**Given exercise**
The entries need to be copied exactly.

Dataset excerpt
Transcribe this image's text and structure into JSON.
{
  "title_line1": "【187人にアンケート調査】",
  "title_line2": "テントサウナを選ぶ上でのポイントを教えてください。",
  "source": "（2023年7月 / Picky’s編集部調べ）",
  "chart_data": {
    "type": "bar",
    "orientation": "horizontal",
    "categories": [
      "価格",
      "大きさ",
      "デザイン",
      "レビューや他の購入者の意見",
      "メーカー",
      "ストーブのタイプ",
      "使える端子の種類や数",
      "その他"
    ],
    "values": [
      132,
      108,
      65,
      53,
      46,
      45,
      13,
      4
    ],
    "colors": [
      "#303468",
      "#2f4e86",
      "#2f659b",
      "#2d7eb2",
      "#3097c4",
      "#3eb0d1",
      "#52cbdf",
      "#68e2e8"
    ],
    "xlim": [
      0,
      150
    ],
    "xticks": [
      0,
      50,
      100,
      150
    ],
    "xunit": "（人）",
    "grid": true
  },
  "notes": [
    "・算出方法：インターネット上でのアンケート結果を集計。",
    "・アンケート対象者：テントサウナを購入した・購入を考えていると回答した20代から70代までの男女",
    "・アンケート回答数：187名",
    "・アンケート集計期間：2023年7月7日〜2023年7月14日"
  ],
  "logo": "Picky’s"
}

**Answer to the task**
Transcribe this image's text and structure into JSON.
{
  "title_line1": "【187人にアンケート調査】",
  "title_line2": "テントサウナを選ぶ上でのポイントを教えてください。",
  "source": "（2023年7月 / Picky’s編集部調べ）",
  "chart_data": {
    "type": "bar",
    "orientation": "horizontal",
    "categories": [
      "価格",
      "大きさ",
      "デザイン",
      "レビューや他の購入者の意見",
      "メーカー",
      "ストーブのタイプ",
      "使える端子の種類や数",
      "その他"
    ],
    "values": [
      132,
      108,
      65,
      53,
      46,
      45,
      13,
      4
    ],
    "colors": [
      "#303468",
      "#2f4e86",
      "#2f659b",
      "#2d7eb2",
      "#3097c4",
      "#3eb0d1",
      "#52cbdf",
      "#68e2e8"
    ],
    "xlim": [
      0,
      150
    ],
    "xticks": [
      0,
      50,
      100,
      150
    ],
    "xunit": "（人）",
    "grid": true
  },
  "notes": [
    "・算出方法：インターネット上でのアンケート結果を集計。",
    "・アンケート対象者：テントサウナを購入した・購入を考えていると回答した20代から70代までの男女",
    "・アンケート回答数：187名",
    "・アンケート集計期間：2023年7月7日〜2023年7月14日"
  ],
  "logo": "Picky’s"
}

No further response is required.